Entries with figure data
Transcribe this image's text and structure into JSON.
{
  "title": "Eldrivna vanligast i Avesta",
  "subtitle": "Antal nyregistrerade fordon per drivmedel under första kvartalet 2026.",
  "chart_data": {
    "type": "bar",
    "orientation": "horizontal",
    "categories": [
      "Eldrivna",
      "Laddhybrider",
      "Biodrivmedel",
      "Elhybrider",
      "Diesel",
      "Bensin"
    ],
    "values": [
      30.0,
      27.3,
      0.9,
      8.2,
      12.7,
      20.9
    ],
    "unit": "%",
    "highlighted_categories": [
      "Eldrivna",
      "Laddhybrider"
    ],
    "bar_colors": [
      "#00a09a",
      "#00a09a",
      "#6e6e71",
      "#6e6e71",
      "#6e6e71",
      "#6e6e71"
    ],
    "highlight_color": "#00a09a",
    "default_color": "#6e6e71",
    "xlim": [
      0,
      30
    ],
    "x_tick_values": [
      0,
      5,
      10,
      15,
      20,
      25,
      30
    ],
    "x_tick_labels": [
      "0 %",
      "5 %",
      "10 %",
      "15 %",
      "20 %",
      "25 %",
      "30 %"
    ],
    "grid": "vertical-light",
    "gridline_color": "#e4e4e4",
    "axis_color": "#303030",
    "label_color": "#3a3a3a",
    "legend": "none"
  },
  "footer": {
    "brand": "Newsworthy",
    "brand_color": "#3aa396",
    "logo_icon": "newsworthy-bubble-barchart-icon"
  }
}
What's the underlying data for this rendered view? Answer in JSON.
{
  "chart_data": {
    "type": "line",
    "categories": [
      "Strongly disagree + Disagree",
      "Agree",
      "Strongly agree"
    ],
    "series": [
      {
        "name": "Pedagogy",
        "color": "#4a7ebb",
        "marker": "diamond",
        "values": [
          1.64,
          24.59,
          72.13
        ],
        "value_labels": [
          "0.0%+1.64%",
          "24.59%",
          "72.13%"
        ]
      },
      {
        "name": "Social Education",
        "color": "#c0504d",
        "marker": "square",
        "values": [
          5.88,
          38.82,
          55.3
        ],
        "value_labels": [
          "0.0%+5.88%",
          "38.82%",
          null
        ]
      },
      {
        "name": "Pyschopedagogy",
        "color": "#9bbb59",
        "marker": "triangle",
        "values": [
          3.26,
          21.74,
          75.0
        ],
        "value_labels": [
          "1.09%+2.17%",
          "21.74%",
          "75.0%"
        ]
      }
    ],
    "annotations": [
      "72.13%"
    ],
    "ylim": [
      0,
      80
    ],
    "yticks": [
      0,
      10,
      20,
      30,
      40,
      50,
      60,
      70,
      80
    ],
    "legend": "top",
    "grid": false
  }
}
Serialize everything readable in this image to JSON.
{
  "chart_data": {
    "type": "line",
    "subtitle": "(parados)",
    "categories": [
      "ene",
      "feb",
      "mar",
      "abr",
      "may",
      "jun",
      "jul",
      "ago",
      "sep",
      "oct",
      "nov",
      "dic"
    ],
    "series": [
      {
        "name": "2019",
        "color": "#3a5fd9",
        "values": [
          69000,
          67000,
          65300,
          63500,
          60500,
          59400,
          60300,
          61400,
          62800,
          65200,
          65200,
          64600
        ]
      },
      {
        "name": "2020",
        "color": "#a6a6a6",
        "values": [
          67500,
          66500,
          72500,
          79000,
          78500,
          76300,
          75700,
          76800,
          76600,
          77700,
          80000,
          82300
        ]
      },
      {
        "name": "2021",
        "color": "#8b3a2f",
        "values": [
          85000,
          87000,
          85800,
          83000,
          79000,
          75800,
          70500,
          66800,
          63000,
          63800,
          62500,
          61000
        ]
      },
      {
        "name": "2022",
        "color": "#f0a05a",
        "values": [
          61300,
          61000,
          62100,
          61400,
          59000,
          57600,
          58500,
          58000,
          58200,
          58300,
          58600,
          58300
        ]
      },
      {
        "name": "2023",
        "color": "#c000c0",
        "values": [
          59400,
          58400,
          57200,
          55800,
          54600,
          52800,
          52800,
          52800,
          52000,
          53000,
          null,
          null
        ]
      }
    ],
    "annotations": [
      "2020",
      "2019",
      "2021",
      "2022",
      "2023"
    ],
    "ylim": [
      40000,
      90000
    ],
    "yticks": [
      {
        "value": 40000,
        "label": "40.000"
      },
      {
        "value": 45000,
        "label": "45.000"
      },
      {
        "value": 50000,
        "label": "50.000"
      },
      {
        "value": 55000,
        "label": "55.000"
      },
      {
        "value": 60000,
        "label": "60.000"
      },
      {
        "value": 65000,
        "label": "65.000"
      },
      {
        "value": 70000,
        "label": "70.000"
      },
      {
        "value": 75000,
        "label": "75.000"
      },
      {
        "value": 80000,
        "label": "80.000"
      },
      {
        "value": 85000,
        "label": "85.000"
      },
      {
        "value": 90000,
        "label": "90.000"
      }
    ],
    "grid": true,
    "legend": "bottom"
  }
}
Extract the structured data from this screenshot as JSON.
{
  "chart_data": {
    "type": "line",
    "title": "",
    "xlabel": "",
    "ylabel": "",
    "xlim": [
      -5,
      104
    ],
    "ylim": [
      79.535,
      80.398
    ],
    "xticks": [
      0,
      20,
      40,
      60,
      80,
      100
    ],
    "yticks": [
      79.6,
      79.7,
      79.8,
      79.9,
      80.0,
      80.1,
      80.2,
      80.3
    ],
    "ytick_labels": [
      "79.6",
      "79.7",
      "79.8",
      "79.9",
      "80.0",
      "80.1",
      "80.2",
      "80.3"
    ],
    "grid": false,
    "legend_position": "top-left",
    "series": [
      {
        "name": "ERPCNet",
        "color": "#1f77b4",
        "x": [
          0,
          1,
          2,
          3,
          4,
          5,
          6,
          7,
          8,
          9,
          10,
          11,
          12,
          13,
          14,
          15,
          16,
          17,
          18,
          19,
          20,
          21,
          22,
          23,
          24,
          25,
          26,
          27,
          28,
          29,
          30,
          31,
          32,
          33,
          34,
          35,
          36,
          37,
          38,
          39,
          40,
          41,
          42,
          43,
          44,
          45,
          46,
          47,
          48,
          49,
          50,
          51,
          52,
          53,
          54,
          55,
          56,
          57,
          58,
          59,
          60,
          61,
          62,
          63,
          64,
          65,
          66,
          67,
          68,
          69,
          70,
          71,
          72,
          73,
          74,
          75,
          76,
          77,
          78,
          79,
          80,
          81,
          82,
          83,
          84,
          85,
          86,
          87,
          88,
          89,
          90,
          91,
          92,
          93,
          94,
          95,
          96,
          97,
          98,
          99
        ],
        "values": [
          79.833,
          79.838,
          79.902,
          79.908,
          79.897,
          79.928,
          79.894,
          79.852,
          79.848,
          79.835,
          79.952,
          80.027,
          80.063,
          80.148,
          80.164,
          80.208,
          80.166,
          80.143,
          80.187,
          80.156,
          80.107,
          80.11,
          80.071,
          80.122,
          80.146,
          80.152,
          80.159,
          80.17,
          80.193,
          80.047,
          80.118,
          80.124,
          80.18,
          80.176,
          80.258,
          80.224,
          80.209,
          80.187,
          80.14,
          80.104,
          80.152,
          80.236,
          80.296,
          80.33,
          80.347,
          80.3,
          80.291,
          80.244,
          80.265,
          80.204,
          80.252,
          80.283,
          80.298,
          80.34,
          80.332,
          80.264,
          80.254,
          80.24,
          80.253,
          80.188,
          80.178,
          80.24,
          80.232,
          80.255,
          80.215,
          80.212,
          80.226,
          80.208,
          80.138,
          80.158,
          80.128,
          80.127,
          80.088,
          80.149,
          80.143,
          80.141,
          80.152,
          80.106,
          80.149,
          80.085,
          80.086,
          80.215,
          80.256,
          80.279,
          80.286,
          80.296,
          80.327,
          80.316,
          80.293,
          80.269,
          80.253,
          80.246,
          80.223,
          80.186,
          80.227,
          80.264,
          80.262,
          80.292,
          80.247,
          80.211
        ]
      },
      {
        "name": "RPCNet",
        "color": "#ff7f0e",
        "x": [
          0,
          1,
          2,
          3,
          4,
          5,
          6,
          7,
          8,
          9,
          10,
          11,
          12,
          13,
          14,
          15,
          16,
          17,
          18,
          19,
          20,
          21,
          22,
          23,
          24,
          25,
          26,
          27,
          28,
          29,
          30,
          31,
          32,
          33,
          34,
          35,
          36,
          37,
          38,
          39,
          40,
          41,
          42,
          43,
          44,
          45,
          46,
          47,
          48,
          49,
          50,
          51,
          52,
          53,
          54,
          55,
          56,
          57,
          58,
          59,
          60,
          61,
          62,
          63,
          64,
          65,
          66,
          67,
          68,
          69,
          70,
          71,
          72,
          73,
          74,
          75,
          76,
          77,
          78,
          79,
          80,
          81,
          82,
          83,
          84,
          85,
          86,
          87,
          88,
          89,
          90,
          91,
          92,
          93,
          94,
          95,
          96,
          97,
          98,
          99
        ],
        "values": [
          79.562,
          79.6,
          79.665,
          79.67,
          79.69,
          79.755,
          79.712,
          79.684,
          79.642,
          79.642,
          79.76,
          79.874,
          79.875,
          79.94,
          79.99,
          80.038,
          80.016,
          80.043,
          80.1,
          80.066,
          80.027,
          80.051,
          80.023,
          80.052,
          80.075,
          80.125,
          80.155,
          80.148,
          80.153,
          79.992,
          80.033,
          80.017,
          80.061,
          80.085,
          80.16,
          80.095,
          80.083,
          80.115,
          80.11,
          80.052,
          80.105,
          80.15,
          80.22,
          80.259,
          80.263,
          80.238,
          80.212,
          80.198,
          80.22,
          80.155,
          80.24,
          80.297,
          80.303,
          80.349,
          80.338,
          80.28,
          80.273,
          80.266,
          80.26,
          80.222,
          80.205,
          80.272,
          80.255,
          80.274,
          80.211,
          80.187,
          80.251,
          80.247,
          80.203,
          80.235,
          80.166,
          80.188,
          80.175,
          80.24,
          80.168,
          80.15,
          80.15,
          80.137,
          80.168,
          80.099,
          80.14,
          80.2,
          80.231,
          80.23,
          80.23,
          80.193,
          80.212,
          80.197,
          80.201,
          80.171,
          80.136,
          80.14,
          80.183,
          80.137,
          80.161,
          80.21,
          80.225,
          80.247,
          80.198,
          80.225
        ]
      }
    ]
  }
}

- _Directions for this task_:
Find the word "image" and list each line it appears in.

- _Output for this exercise_:
Transcribe this image's text and structure into JSON.
Serialize everything readable in this image to JSON.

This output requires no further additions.